* Problem statement
Look below. Copy each line that has "level" in it.
--- begin The input ---
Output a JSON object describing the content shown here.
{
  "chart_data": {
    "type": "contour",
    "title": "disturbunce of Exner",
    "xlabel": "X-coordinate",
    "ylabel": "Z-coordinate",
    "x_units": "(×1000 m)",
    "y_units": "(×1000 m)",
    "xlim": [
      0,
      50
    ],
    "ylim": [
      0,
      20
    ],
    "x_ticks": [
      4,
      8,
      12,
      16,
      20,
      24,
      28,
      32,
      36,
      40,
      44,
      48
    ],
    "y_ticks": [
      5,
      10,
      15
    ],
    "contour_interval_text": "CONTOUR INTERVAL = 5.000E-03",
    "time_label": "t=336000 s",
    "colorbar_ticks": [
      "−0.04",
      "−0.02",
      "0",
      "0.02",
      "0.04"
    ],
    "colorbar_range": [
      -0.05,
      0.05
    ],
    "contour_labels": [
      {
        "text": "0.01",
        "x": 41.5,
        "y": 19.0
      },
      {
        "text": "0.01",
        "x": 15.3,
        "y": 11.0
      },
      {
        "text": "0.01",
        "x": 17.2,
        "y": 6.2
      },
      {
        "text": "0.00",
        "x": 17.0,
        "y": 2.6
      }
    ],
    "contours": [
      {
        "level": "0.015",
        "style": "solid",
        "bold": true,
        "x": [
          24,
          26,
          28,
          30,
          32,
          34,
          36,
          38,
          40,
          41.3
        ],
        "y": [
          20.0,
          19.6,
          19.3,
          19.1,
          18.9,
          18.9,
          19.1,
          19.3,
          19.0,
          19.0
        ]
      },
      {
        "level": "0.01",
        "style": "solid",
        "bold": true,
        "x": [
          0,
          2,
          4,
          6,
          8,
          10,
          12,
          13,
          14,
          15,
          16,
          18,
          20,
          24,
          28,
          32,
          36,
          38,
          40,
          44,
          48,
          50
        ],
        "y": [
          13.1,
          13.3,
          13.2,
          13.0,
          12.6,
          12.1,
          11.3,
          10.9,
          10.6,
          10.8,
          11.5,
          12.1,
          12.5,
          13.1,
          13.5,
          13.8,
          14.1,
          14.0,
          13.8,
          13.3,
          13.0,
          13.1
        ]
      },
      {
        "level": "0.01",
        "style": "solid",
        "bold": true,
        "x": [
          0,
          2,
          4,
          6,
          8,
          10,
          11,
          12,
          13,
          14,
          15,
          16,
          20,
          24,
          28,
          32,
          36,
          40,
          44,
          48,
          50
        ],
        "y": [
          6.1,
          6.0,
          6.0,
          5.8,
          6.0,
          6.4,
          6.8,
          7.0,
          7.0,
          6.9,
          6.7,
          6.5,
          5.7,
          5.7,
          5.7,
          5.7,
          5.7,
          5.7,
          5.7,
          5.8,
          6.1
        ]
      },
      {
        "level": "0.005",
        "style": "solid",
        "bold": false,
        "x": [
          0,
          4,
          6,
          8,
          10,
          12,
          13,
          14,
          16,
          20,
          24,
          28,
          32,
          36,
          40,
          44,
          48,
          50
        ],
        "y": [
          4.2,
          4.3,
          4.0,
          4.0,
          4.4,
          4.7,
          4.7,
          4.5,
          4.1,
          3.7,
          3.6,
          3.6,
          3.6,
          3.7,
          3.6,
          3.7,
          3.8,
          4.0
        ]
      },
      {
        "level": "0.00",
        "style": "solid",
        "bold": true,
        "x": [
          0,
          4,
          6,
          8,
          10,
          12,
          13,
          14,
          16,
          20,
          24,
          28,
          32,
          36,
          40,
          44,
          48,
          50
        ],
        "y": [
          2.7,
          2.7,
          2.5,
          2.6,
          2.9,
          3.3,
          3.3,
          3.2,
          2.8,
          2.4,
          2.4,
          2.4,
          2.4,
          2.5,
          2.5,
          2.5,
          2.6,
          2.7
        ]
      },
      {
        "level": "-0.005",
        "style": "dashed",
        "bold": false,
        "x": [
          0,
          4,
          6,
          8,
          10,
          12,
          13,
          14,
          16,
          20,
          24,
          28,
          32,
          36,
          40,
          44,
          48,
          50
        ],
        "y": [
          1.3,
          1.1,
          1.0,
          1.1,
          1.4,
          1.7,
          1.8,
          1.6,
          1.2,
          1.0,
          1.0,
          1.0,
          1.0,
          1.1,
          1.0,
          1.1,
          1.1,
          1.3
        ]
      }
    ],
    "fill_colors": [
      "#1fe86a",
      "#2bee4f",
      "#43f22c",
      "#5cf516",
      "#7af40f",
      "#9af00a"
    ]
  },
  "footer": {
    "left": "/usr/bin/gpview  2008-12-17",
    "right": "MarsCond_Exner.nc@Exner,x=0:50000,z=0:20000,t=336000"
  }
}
--- end The input ---
* Correct response
        "level": "0.015",
        "level": "0.01",
        "level": "0.01",
        "level": "0.005",
        "level": "0.00",
        "level": "-0.005",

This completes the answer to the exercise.